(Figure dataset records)
----------------
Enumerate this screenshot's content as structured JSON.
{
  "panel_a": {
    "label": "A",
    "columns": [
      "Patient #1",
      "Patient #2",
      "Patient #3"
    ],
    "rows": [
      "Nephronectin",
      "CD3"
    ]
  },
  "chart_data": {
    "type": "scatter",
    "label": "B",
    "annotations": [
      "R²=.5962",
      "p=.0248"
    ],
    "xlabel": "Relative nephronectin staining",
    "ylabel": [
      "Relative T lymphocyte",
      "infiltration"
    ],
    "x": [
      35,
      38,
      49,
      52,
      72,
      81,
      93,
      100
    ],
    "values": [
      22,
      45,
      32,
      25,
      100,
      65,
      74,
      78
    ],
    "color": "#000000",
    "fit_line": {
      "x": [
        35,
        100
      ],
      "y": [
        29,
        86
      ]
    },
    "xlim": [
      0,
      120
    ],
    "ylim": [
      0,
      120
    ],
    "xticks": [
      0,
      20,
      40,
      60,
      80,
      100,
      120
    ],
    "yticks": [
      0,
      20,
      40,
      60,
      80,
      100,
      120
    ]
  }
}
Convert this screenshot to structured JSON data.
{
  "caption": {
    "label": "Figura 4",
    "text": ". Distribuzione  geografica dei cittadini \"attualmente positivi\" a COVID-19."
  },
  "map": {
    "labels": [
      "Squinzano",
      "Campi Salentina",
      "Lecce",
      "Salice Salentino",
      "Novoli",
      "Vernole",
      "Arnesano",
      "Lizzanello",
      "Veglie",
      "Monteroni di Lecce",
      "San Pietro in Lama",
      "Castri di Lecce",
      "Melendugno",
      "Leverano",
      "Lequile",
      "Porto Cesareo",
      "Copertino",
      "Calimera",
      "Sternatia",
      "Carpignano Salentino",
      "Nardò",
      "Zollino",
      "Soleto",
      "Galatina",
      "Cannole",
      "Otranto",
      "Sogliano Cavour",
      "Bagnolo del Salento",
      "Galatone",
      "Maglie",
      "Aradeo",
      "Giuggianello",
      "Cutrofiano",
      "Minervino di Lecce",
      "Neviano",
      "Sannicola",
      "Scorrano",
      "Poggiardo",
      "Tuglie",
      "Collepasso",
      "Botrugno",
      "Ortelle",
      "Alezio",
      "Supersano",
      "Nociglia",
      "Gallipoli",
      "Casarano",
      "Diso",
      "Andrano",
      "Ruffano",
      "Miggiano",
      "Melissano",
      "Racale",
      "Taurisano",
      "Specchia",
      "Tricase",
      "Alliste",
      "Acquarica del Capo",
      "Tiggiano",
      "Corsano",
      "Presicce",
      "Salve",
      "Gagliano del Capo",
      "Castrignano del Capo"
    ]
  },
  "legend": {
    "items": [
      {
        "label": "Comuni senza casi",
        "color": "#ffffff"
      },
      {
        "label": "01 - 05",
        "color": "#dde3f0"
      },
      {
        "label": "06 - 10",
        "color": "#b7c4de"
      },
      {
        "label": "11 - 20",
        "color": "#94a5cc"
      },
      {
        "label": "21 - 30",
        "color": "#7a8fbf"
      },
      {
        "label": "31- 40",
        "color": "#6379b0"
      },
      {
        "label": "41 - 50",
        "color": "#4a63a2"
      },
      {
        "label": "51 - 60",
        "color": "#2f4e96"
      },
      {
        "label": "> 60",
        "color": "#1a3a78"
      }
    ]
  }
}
----------------
_TASK TO CARRY OUT_:
Give the listing again, word for word.

_ANSWER FOR THE TASK_:
Enumerate this screenshot's content as structured JSON.
{
  "panel_a": {
    "label": "A",
    "columns": [
      "Patient #1",
      "Patient #2",
      "Patient #3"
    ],
    "rows": [
      "Nephronectin",
      "CD3"
    ]
  },
  "chart_data": {
    "type": "scatter",
    "label": "B",
    "annotations": [
      "R²=.5962",
      "p=.0248"
    ],
    "xlabel": "Relative nephronectin staining",
    "ylabel": [
      "Relative T lymphocyte",
      "infiltration"
    ],
    "x": [
      35,
      38,
      49,
      52,
      72,
      81,
      93,
      100
    ],
    "values": [
      22,
      45,
      32,
      25,
      100,
      65,
      74,
      78
    ],
    "color": "#000000",
    "fit_line": {
      "x": [
        35,
        100
      ],
      "y": [
        29,
        86
      ]
    },
    "xlim": [
      0,
      120
    ],
    "ylim": [
      0,
      120
    ],
    "xticks": [
      0,
      20,
      40,
      60,
      80,
      100,
      120
    ],
    "yticks": [
      0,
      20,
      40,
      60,
      80,
      100,
      120
    ]
  }
}
Convert this screenshot to structured JSON data.
{
  "caption": {
    "label": "Figura 4",
    "text": ". Distribuzione  geografica dei cittadini \"attualmente positivi\" a COVID-19."
  },
  "map": {
    "labels": [
      "Squinzano",
      "Campi Salentina",
      "Lecce",
      "Salice Salentino",
      "Novoli",
      "Vernole",
      "Arnesano",
      "Lizzanello",
      "Veglie",
      "Monteroni di Lecce",
      "San Pietro in Lama",
      "Castri di Lecce",
      "Melendugno",
      "Leverano",
      "Lequile",
      "Porto Cesareo",
      "Copertino",
      "Calimera",
      "Sternatia",
      "Carpignano Salentino",
      "Nardò",
      "Zollino",
      "Soleto",
      "Galatina",
      "Cannole",
      "Otranto",
      "Sogliano Cavour",
      "Bagnolo del Salento",
      "Galatone",
      "Maglie",
      "Aradeo",
      "Giuggianello",
      "Cutrofiano",
      "Minervino di Lecce",
      "Neviano",
      "Sannicola",
      "Scorrano",
      "Poggiardo",
      "Tuglie",
      "Collepasso",
      "Botrugno",
      "Ortelle",
      "Alezio",
      "Supersano",
      "Nociglia",
      "Gallipoli",
      "Casarano",
      "Diso",
      "Andrano",
      "Ruffano",
      "Miggiano",
      "Melissano",
      "Racale",
      "Taurisano",
      "Specchia",
      "Tricase",
      "Alliste",
      "Acquarica del Capo",
      "Tiggiano",
      "Corsano",
      "Presicce",
      "Salve",
      "Gagliano del Capo",
      "Castrignano del Capo"
    ]
  },
  "legend": {
    "items": [
      {
        "label": "Comuni senza casi",
        "color": "#ffffff"
      },
      {
        "label": "01 - 05",
        "color": "#dde3f0"
      },
      {
        "label": "06 - 10",
        "color": "#b7c4de"
      },
      {
        "label": "11 - 20",
        "color": "#94a5cc"
      },
      {
        "label": "21 - 30",
        "color": "#7a8fbf"
      },
      {
        "label": "31- 40",
        "color": "#6379b0"
      },
      {
        "label": "41 - 50",
        "color": "#4a63a2"
      },
      {
        "label": "51 - 60",
        "color": "#2f4e96"
      },
      {
        "label": "> 60",
        "color": "#1a3a78"
      }
    ]
  }
}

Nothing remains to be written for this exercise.